Begin The data
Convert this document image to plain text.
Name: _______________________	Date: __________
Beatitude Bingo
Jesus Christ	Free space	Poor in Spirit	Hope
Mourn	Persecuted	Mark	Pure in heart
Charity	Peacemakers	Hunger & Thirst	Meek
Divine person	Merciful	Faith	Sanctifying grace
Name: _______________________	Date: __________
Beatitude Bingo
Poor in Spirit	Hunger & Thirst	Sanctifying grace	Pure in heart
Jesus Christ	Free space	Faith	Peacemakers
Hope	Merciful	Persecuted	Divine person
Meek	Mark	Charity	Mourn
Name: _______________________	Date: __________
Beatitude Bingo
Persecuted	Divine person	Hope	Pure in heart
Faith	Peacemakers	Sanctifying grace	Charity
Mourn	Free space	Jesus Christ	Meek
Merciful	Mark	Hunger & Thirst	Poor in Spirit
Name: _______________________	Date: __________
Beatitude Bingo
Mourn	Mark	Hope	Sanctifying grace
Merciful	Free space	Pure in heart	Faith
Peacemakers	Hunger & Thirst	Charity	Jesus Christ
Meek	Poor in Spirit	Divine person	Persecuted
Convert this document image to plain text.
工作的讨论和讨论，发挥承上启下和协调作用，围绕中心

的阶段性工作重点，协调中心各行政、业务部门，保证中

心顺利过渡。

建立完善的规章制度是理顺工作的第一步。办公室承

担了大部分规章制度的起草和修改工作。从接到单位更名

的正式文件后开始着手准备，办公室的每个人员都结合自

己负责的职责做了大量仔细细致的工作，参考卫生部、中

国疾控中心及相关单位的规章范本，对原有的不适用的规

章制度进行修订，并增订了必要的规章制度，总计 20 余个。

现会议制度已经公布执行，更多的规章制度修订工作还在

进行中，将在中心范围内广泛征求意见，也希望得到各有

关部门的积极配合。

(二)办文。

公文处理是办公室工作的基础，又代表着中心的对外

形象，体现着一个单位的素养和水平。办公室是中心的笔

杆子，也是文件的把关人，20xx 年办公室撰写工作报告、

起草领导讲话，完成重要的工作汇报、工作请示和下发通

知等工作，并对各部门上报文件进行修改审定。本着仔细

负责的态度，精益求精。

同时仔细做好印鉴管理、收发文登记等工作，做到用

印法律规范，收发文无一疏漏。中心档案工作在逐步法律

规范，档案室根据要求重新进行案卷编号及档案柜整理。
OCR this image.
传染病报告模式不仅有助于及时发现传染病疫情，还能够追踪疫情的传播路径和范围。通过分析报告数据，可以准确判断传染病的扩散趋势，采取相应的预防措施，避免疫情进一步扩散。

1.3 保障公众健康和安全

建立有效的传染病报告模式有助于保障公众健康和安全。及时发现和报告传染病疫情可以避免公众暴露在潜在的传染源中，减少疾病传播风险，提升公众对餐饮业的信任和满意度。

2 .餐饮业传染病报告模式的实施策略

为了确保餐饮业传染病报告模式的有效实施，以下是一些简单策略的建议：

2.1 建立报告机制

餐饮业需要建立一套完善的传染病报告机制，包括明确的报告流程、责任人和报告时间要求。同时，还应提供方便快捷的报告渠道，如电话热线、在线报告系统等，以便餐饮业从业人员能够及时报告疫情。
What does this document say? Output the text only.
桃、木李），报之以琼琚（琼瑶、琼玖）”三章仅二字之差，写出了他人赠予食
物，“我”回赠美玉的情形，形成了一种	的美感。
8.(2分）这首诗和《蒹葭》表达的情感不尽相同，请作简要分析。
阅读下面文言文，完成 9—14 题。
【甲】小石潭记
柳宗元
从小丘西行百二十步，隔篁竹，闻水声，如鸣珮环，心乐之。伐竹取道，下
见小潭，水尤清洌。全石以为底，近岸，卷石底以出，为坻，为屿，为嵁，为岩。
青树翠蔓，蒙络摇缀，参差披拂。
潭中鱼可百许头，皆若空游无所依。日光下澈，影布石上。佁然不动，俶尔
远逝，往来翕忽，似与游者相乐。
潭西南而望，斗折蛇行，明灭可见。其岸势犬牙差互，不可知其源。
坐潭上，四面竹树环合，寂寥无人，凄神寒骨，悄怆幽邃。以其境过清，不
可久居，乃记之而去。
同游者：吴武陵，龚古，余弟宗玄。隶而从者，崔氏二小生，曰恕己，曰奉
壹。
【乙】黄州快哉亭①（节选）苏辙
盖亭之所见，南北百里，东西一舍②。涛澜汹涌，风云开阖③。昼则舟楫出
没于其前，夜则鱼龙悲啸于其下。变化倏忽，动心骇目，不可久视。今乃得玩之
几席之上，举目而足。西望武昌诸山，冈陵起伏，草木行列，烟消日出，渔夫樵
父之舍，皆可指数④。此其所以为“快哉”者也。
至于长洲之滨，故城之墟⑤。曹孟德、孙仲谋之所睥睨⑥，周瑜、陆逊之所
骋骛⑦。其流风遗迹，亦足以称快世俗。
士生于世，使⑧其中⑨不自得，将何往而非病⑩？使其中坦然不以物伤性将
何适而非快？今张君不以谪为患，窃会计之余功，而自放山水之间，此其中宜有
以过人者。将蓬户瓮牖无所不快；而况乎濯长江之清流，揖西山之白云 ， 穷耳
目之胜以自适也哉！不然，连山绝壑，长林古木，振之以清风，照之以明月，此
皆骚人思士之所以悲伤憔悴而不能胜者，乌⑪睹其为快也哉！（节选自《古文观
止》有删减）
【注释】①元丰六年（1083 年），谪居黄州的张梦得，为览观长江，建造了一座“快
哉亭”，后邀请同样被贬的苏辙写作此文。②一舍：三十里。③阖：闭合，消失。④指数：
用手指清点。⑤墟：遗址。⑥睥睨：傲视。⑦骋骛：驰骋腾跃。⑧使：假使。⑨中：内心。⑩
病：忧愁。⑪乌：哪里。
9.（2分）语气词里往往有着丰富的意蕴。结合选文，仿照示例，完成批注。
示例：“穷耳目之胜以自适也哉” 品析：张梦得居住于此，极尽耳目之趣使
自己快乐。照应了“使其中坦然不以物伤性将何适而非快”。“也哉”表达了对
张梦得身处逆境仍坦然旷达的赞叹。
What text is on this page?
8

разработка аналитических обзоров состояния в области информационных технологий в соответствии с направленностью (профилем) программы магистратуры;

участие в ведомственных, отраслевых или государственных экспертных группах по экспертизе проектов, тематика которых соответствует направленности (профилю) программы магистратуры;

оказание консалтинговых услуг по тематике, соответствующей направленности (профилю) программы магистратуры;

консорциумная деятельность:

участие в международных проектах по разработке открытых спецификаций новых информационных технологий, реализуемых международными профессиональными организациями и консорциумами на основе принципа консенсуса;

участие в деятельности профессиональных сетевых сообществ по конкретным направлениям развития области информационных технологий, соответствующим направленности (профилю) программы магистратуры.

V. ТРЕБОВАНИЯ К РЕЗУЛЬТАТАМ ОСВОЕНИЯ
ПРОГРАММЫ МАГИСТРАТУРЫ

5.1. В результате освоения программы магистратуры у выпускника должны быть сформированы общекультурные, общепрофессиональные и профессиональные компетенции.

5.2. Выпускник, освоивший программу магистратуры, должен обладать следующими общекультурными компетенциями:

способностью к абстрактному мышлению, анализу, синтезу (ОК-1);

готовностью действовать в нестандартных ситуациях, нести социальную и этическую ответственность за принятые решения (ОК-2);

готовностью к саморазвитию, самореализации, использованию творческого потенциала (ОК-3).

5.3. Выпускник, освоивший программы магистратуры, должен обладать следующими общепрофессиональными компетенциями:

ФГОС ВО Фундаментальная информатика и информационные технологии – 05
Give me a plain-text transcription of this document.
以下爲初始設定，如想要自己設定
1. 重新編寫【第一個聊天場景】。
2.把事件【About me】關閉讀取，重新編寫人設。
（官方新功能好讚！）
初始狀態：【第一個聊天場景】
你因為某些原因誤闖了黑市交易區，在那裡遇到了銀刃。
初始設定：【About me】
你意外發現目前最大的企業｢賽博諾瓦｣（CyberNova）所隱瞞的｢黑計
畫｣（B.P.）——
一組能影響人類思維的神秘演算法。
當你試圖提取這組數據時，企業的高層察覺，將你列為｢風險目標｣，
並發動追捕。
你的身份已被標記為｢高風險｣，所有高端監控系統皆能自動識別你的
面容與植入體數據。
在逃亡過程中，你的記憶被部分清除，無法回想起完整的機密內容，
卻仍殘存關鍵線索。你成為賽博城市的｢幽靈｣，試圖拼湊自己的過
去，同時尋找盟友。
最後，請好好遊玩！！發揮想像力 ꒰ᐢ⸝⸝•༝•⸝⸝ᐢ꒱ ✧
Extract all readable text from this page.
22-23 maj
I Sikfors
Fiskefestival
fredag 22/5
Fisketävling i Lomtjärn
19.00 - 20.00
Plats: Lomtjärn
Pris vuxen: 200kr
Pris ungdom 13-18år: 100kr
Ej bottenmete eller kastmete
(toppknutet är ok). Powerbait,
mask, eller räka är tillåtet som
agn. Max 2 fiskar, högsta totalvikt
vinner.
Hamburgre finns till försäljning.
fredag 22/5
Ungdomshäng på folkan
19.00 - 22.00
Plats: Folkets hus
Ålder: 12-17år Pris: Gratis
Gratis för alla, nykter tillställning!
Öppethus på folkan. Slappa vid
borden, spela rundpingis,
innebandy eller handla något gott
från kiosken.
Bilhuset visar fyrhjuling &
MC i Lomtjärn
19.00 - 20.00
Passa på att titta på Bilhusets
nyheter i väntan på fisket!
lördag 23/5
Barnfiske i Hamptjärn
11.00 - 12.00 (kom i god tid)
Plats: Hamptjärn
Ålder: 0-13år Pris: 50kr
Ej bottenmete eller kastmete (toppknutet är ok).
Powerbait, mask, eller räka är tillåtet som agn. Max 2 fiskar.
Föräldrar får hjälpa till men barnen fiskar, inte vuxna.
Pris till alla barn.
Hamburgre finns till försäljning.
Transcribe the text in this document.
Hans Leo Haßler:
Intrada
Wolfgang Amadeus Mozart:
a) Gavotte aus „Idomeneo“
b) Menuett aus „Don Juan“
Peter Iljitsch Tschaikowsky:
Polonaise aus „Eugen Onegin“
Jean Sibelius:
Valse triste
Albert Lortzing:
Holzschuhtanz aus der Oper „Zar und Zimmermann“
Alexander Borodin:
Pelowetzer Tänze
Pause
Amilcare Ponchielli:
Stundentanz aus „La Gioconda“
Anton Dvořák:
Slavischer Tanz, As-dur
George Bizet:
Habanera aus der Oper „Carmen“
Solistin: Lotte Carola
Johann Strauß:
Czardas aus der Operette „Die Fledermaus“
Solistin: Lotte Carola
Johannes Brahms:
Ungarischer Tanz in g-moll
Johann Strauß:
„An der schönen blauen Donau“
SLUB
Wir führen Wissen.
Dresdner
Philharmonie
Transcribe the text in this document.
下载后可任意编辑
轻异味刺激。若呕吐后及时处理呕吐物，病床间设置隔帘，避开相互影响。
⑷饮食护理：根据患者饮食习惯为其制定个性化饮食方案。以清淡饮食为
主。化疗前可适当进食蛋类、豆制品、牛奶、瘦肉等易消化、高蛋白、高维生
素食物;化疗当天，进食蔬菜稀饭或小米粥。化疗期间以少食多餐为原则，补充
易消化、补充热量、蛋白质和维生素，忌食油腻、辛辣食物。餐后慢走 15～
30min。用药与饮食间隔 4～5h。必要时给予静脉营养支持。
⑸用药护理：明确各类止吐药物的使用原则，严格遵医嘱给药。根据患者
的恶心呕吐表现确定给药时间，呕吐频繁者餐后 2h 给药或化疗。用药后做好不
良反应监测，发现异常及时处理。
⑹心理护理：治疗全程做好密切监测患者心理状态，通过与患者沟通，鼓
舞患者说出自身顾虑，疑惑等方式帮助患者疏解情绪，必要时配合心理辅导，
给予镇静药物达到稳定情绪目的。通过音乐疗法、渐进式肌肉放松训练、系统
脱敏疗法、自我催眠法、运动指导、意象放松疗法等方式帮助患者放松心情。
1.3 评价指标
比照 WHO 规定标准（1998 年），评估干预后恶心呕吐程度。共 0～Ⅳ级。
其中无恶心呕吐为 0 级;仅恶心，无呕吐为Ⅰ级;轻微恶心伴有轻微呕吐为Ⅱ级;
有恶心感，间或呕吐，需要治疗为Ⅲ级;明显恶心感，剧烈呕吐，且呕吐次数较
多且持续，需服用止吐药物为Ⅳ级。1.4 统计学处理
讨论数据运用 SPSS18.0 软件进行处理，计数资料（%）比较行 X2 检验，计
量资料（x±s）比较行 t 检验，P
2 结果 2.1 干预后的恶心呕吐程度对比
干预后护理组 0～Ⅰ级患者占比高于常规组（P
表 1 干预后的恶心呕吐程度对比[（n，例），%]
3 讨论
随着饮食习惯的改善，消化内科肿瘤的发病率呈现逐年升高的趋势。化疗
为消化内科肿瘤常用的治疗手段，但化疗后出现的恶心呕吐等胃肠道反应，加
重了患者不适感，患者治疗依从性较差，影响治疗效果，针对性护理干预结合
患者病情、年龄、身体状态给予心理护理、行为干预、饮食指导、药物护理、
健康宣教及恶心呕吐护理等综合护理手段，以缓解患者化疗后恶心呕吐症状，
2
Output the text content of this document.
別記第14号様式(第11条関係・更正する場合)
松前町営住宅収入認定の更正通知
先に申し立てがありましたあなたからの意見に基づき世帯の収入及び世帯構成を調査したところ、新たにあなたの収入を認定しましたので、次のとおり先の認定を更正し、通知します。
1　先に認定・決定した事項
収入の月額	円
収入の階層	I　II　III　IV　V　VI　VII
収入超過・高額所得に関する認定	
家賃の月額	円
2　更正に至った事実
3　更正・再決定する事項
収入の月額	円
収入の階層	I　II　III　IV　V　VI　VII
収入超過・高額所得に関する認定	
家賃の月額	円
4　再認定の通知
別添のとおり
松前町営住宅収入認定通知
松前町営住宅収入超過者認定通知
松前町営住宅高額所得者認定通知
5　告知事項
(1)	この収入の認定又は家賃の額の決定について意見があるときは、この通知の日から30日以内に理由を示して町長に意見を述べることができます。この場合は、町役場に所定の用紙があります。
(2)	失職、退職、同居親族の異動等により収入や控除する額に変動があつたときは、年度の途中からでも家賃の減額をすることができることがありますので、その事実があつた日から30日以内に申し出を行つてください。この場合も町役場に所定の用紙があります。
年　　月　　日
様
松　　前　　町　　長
End The data
List every line above that contains the word "Sanctifying".

→ **Exercise response**
Divine person	Merciful	Faith	Sanctifying grace
Poor in Spirit	Hunger & Thirst	Sanctifying grace	Pure in heart
Faith	Peacemakers	Sanctifying grace	Charity
Mourn	Mark	Hope	Sanctifying grace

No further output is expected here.